(Stored data entries)
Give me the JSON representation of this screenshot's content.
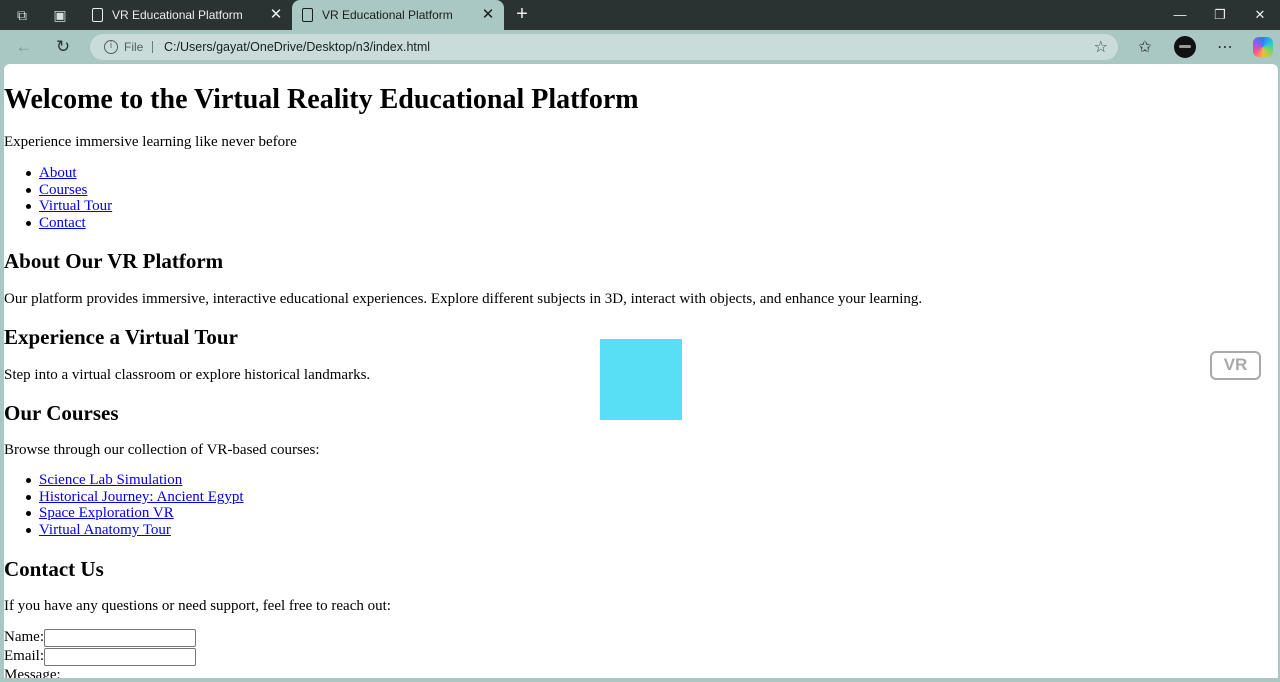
{
  "browser": {
    "tabs": [
      {
        "title": "VR Educational Platform",
        "active": false
      },
      {
        "title": "VR Educational Platform",
        "active": true
      }
    ],
    "address": {
      "scheme_label": "File",
      "url": "C:/Users/gayat/OneDrive/Desktop/n3/index.html"
    },
    "icons": {
      "workspaces": "workspaces-icon",
      "tab_actions": "vertical-tabs-icon",
      "back": "back-arrow-icon",
      "reload": "reload-icon",
      "favorite": "star-icon",
      "favorites": "favorites-icon",
      "more": "more-icon",
      "copilot": "copilot-icon"
    },
    "colors": {
      "frame": "#a9c7c3",
      "titlebar": "#2b3332"
    }
  },
  "page": {
    "heading": "Welcome to the Virtual Reality Educational Platform",
    "tagline": "Experience immersive learning like never before",
    "nav": [
      "About",
      "Courses",
      "Virtual Tour",
      "Contact"
    ],
    "about": {
      "heading": "About Our VR Platform",
      "text": "Our platform provides immersive, interactive educational experiences. Explore different subjects in 3D, interact with objects, and enhance your learning."
    },
    "tour": {
      "heading": "Experience a Virtual Tour",
      "text": "Step into a virtual classroom or explore historical landmarks.",
      "box_color": "#58def5",
      "badge": "VR"
    },
    "courses": {
      "heading": "Our Courses",
      "text": "Browse through our collection of VR-based courses:",
      "items": [
        "Science Lab Simulation",
        "Historical Journey: Ancient Egypt",
        "Space Exploration VR",
        "Virtual Anatomy Tour"
      ]
    },
    "contact": {
      "heading": "Contact Us",
      "text": "If you have any questions or need support, feel free to reach out:",
      "name_label": "Name:",
      "name_value": "",
      "email_label": "Email:",
      "email_value": "",
      "message_label": "Message:"
    }
  }
}
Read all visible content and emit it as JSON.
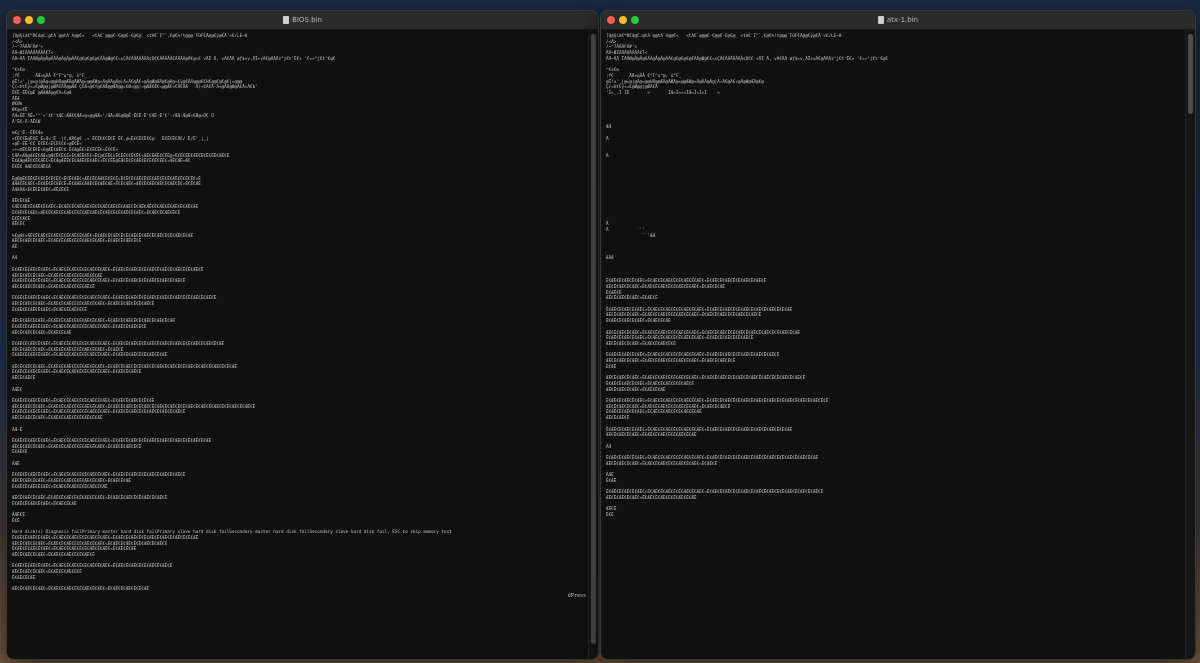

■ Short exercise
Look through the entries above. Extract each line with the word "learning".

■ Task output
    "tagline": "Experience immersive learning like never before",
      "text": "Our platform provides immersive, interactive educational experiences. Explore different subjects in 3D, interact with objects, and enhance your learning."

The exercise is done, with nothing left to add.